Take each line that has the word "document" and return it.
─── INPUT RECORDS
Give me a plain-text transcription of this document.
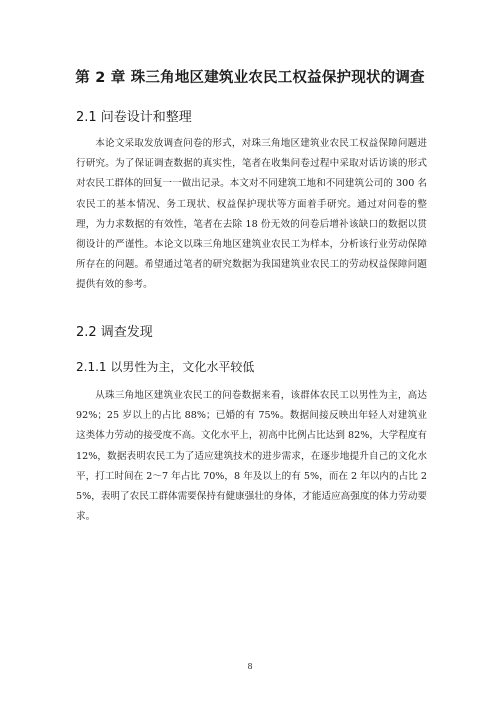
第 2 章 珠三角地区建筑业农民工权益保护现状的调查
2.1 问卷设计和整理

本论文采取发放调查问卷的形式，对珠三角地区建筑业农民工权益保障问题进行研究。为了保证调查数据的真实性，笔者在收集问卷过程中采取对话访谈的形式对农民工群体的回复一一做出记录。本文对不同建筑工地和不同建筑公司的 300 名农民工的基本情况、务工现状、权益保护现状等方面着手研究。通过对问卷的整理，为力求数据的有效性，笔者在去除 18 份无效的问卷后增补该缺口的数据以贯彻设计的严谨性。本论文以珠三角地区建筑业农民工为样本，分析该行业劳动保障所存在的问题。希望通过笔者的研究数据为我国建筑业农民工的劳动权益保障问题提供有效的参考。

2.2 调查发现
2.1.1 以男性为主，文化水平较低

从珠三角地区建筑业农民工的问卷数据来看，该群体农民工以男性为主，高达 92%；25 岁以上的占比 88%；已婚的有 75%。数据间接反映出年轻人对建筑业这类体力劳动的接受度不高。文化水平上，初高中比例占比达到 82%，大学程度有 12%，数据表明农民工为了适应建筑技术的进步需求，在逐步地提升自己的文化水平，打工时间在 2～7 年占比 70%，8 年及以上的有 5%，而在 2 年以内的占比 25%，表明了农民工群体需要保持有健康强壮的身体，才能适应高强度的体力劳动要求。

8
──────
─── INPUT RECORDS
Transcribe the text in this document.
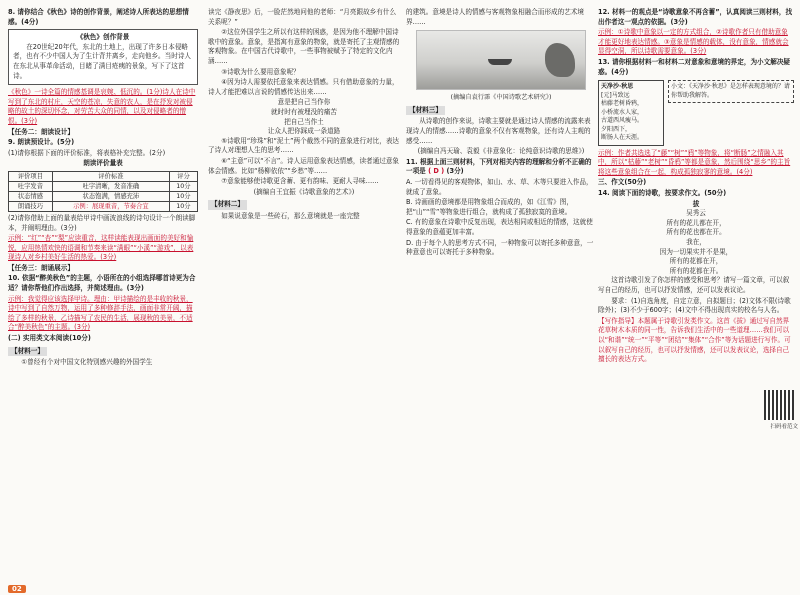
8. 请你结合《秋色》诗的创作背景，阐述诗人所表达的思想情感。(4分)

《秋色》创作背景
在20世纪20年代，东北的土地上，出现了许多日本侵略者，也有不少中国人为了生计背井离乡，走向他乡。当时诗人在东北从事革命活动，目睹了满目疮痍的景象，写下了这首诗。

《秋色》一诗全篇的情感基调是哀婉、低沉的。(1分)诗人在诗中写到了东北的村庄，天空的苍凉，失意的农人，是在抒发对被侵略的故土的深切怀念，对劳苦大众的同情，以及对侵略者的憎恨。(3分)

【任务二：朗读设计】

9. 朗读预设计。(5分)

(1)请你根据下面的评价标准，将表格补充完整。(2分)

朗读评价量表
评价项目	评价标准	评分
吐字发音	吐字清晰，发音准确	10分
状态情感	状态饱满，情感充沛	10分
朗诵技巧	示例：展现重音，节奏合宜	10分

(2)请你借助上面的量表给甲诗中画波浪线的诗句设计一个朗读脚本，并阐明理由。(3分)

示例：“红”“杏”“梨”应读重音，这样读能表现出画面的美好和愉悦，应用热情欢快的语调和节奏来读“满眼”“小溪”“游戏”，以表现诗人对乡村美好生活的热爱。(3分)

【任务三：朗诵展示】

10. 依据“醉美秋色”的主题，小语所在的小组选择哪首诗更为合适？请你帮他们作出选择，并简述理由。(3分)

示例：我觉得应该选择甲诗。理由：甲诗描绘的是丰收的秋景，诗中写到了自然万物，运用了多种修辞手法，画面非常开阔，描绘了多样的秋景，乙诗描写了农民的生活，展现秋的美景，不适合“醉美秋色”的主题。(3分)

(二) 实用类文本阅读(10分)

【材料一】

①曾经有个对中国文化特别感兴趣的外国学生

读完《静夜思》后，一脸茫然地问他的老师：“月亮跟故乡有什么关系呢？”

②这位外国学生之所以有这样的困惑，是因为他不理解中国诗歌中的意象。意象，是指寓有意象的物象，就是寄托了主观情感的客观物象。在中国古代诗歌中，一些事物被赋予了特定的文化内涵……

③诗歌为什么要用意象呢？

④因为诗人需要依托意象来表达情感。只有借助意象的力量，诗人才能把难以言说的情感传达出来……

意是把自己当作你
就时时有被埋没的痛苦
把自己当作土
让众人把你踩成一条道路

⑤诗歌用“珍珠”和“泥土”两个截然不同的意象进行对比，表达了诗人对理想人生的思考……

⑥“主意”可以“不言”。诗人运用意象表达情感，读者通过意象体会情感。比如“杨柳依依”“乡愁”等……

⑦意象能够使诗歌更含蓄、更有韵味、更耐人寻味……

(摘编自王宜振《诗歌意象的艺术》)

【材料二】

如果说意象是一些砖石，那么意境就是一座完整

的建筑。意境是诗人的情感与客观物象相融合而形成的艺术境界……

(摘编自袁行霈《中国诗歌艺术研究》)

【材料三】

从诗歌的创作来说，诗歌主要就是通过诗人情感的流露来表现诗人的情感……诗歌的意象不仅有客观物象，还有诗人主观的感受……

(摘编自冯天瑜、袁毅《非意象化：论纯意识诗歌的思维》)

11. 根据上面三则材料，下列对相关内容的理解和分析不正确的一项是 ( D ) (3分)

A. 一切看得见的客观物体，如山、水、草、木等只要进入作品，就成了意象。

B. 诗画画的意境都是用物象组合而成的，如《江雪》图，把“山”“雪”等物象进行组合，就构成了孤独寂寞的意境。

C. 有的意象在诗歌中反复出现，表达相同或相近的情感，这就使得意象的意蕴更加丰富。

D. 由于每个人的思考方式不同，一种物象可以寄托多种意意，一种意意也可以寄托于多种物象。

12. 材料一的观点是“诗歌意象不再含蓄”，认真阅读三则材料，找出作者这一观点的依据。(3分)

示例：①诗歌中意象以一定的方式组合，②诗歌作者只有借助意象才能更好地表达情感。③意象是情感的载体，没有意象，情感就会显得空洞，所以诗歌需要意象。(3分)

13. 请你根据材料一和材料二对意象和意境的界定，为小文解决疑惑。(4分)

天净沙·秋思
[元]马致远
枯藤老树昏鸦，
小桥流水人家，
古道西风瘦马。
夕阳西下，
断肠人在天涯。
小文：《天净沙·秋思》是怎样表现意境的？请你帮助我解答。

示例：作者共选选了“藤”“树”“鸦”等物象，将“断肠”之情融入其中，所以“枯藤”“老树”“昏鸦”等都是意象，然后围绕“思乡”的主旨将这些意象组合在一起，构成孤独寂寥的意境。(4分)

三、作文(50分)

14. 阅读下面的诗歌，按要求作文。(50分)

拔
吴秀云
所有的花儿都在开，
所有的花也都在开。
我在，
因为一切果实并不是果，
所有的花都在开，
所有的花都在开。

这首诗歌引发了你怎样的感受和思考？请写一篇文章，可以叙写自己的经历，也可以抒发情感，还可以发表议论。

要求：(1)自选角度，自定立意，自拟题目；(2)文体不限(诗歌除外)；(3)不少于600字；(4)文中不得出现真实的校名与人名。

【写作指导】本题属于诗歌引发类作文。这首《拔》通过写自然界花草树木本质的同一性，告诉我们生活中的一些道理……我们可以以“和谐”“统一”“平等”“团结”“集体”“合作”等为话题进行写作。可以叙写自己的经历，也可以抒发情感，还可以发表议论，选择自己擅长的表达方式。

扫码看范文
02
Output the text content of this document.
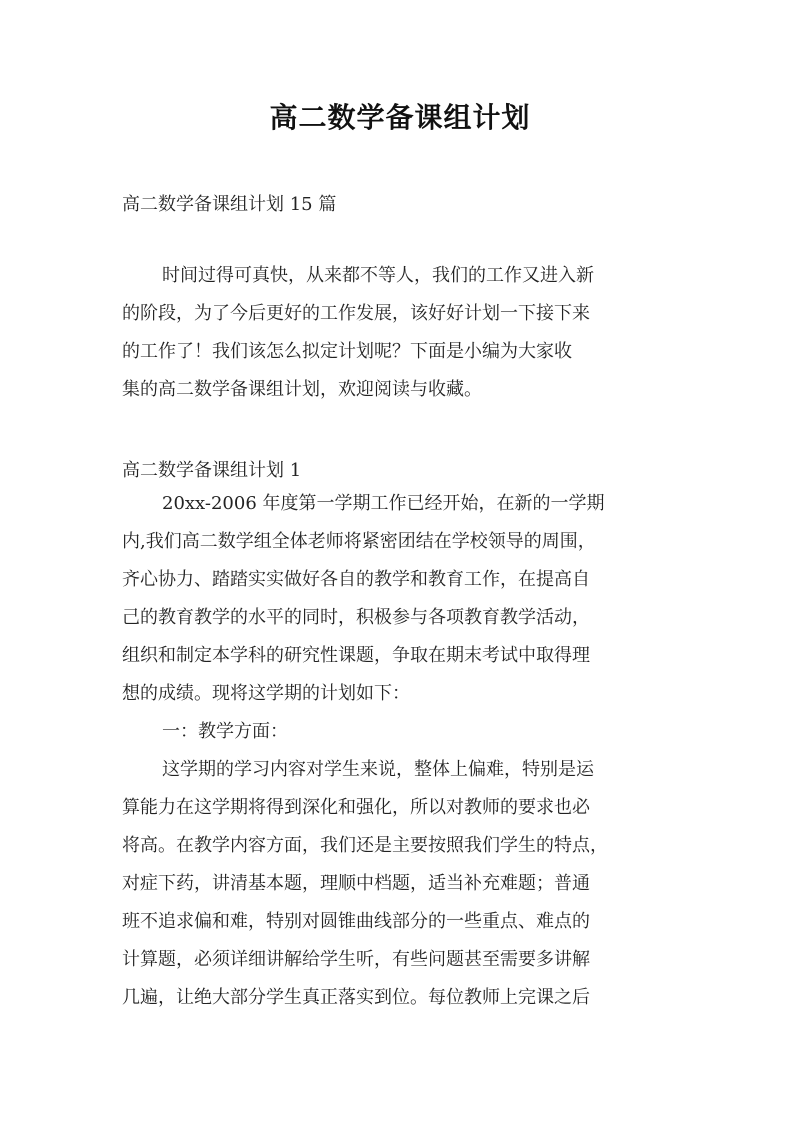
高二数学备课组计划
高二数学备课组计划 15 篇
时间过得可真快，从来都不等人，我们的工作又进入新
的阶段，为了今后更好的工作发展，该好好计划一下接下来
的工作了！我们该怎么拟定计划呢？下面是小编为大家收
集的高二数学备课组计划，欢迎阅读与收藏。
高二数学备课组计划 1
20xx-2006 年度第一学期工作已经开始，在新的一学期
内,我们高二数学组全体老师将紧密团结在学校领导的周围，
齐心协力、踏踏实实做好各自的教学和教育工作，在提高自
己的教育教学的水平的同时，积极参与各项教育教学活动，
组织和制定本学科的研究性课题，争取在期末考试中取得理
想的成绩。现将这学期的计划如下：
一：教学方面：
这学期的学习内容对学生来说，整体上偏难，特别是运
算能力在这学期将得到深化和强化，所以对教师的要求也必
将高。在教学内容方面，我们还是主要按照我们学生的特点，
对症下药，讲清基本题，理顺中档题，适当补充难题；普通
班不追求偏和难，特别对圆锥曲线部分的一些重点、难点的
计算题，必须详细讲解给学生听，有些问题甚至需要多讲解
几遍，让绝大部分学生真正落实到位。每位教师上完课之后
──────
(RESULT):
Give me a plain-text transcription of this document.
Transcribe the text in this document.
Output the text content of this document.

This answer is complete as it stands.